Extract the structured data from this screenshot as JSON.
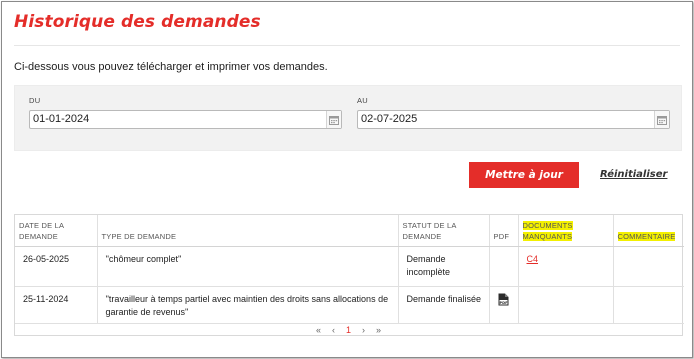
{
  "page": {
    "title": "Historique des demandes",
    "intro": "Ci-dessous vous pouvez télécharger et imprimer vos demandes."
  },
  "filters": {
    "from_label": "DU",
    "from_value": "01-01-2024",
    "to_label": "AU",
    "to_value": "02-07-2025",
    "update_label": "Mettre à jour",
    "reset_label": "Réinitialiser"
  },
  "table": {
    "headers": {
      "date": "DATE DE LA DEMANDE",
      "type": "TYPE DE DEMANDE",
      "status": "STATUT DE LA DEMANDE",
      "pdf": "PDF",
      "missing_docs": "DOCUMENTS MANQUANTS",
      "comment": "COMMENTAIRE"
    },
    "rows": [
      {
        "date": "26-05-2025",
        "type": "''chômeur complet''",
        "status": "Demande incomplète",
        "pdf": "",
        "missing_docs": "C4",
        "comment": ""
      },
      {
        "date": "25-11-2024",
        "type": "''travailleur à temps partiel avec maintien des droits sans allocations de garantie de revenus''",
        "status": "Demande finalisée",
        "pdf": "pdf-file-icon",
        "missing_docs": "",
        "comment": ""
      }
    ]
  },
  "pager": {
    "first": "«",
    "prev": "‹",
    "current": "1",
    "next": "›",
    "last": "»"
  },
  "colors": {
    "accent": "#e42d29",
    "highlight": "#f3f000",
    "panel": "#f2f2f2"
  }
}
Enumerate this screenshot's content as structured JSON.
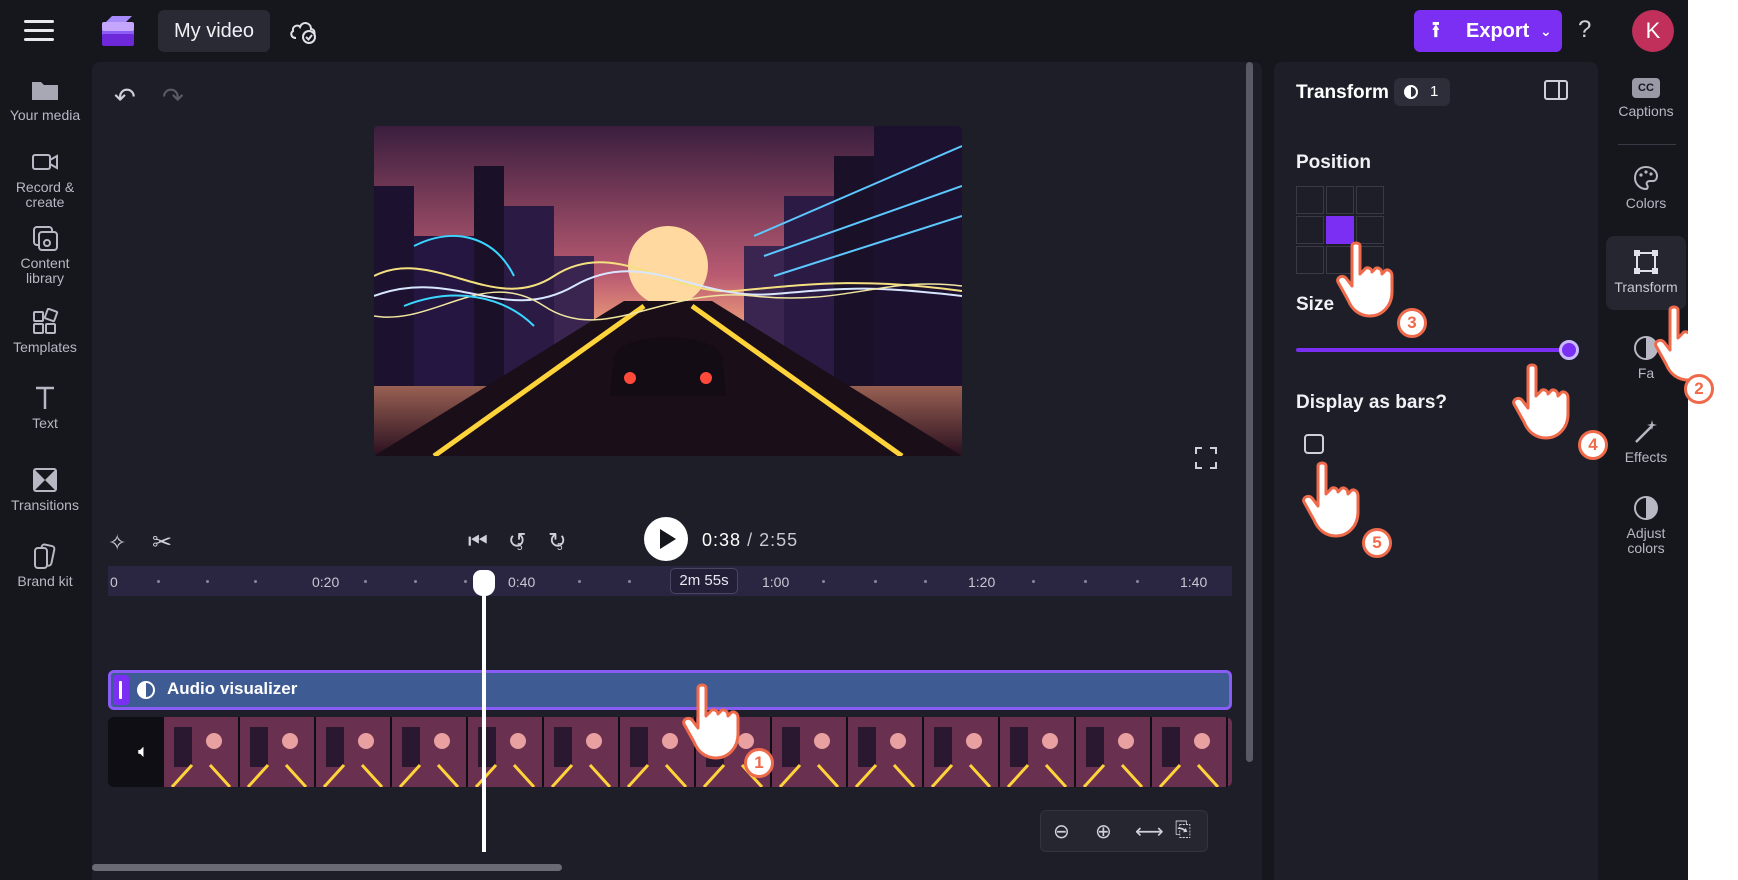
{
  "app": {
    "project_title": "My video",
    "export_label": "Export",
    "help_glyph": "?",
    "avatar_initial": "K",
    "accent_color": "#7b2ff2"
  },
  "left_nav": {
    "items": [
      {
        "label": "Your media",
        "icon": "folder-icon"
      },
      {
        "label": "Record &\ncreate",
        "icon": "camera-icon"
      },
      {
        "label": "Content\nlibrary",
        "icon": "library-icon"
      },
      {
        "label": "Templates",
        "icon": "templates-icon"
      },
      {
        "label": "Text",
        "icon": "text-icon"
      },
      {
        "label": "Transitions",
        "icon": "transitions-icon"
      },
      {
        "label": "Brand kit",
        "icon": "brand-kit-icon"
      }
    ]
  },
  "transport": {
    "current_time": "0:38",
    "total_time": "/ 2:55",
    "rewind_seconds": "5",
    "forward_seconds": "5"
  },
  "timeline": {
    "ruler_labels": [
      "0",
      "0:20",
      "0:40",
      "1:00",
      "1:20",
      "1:40"
    ],
    "duration_badge": "2m 55s",
    "playhead_time": "0:38",
    "tracks": {
      "overlay_label": "Audio visualizer",
      "video_icon": "speaker-icon"
    }
  },
  "panel": {
    "title": "Transform",
    "layer_count": "1",
    "position_label": "Position",
    "position_selected": "middle-center",
    "size_label": "Size",
    "size_value_fraction": 0.97,
    "display_bars_label": "Display as bars?",
    "display_bars_checked": false
  },
  "right_rail": {
    "items": [
      {
        "label": "Captions",
        "icon": "captions-icon",
        "badge": "CC"
      },
      {
        "label": "Colors",
        "icon": "palette-icon"
      },
      {
        "label": "Transform",
        "icon": "transform-icon",
        "active": true
      },
      {
        "label": "Fa",
        "icon": "fade-icon"
      },
      {
        "label": "Effects",
        "icon": "effects-icon"
      },
      {
        "label": "Adjust\ncolors",
        "icon": "adjust-colors-icon"
      }
    ]
  },
  "annotations": {
    "steps": [
      "1",
      "2",
      "3",
      "4",
      "5"
    ],
    "badge_color": "#ef6a4a"
  }
}
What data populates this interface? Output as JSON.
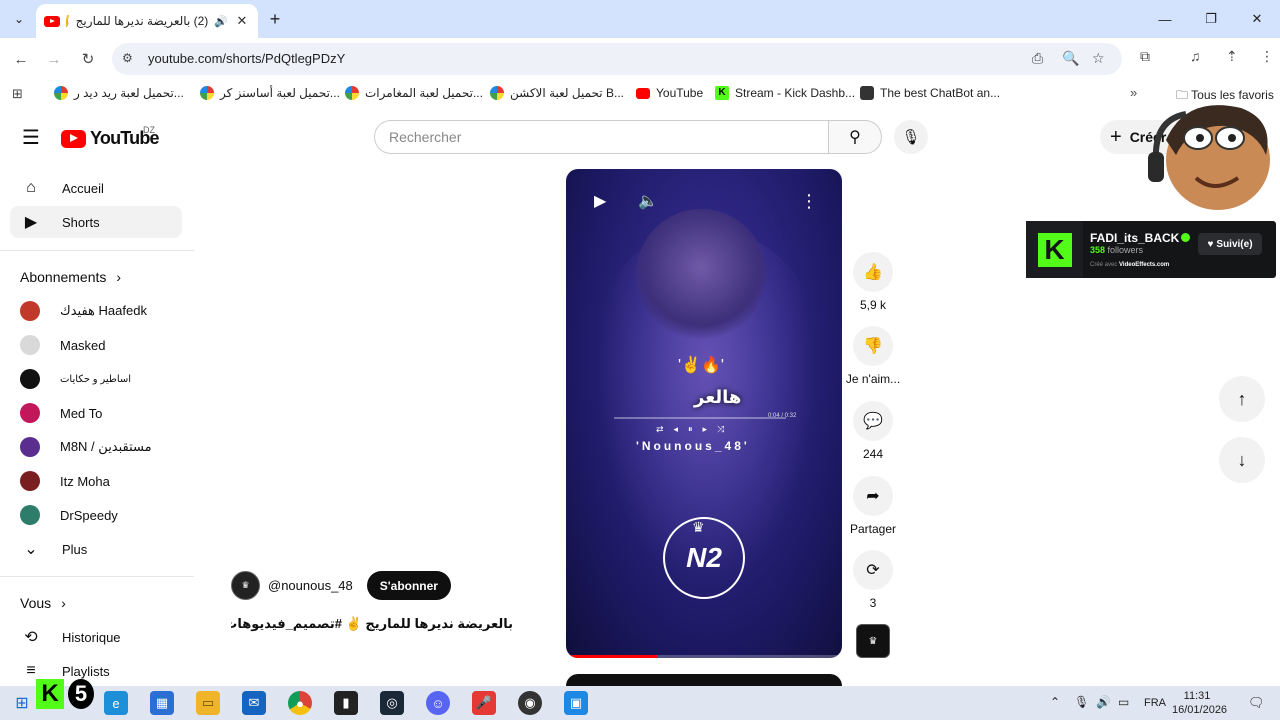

★ ★ ★

What is needed is an exact reproduction of the data, pictures excluded.

Extract the structured data from this screenshot as JSON.
{
  "page": {
    "title": "Historique des demandes",
    "intro": "Ci-dessous vous pouvez télécharger et imprimer vos demandes."
  },
  "filters": {
    "from_label": "DU",
    "from_value": "01-01-2024",
    "to_label": "AU",
    "to_value": "02-07-2025",
    "update_label": "Mettre à jour",
    "reset_label": "Réinitialiser"
  },
  "table": {
    "headers": {
      "date": "DATE DE LA DEMANDE",
      "type": "TYPE DE DEMANDE",
      "status": "STATUT DE LA DEMANDE",
      "pdf": "PDF",
      "missing_docs": "DOCUMENTS MANQUANTS",
      "comment": "COMMENTAIRE"
    },
    "rows": [
      {
        "date": "26-05-2025",
        "type": "''chômeur complet''",
        "status": "Demande incomplète",
        "pdf": "",
        "missing_docs": "C4",
        "comment": ""
      },
      {
        "date": "25-11-2024",
        "type": "''travailleur à temps partiel avec maintien des droits sans allocations de garantie de revenus''",
        "status": "Demande finalisée",
        "pdf": "pdf-file-icon",
        "missing_docs": "",
        "comment": ""
      }
    ]
  },
  "pager": {
    "first": "«",
    "prev": "‹",
    "current": "1",
    "next": "›",
    "last": "»"
  },
  "colors": {
    "accent": "#e42d29",
    "highlight": "#f3f000",
    "panel": "#f2f2f2"
  }
}
Enumerate this screenshot's content as structured JSON.
{
  "app": {
    "project_title": "My video",
    "export_label": "Export",
    "help_glyph": "?",
    "avatar_initial": "K",
    "accent_color": "#7b2ff2"
  },
  "left_nav": {
    "items": [
      {
        "label": "Your media",
        "icon": "folder-icon"
      },
      {
        "label": "Record &\ncreate",
        "icon": "camera-icon"
      },
      {
        "label": "Content\nlibrary",
        "icon": "library-icon"
      },
      {
        "label": "Templates",
        "icon": "templates-icon"
      },
      {
        "label": "Text",
        "icon": "text-icon"
      },
      {
        "label": "Transitions",
        "icon": "transitions-icon"
      },
      {
        "label": "Brand kit",
        "icon": "brand-kit-icon"
      }
    ]
  },
  "transport": {
    "current_time": "0:38",
    "total_time": "/ 2:55",
    "rewind_seconds": "5",
    "forward_seconds": "5"
  },
  "timeline": {
    "ruler_labels": [
      "0",
      "0:20",
      "0:40",
      "1:00",
      "1:20",
      "1:40"
    ],
    "duration_badge": "2m 55s",
    "playhead_time": "0:38",
    "tracks": {
      "overlay_label": "Audio visualizer",
      "video_icon": "speaker-icon"
    }
  },
  "panel": {
    "title": "Transform",
    "layer_count": "1",
    "position_label": "Position",
    "position_selected": "middle-center",
    "size_label": "Size",
    "size_value_fraction": 0.97,
    "display_bars_label": "Display as bars?",
    "display_bars_checked": false
  },
  "right_rail": {
    "items": [
      {
        "label": "Captions",
        "icon": "captions-icon",
        "badge": "CC"
      },
      {
        "label": "Colors",
        "icon": "palette-icon"
      },
      {
        "label": "Transform",
        "icon": "transform-icon",
        "active": true
      },
      {
        "label": "Fa",
        "icon": "fade-icon"
      },
      {
        "label": "Effects",
        "icon": "effects-icon"
      },
      {
        "label": "Adjust\ncolors",
        "icon": "adjust-colors-icon"
      }
    ]
  },
  "annotations": {
    "steps": [
      "1",
      "2",
      "3",
      "4",
      "5"
    ],
    "badge_color": "#ef6a4a"
  }
}
What data populates this interface? Output as JSON.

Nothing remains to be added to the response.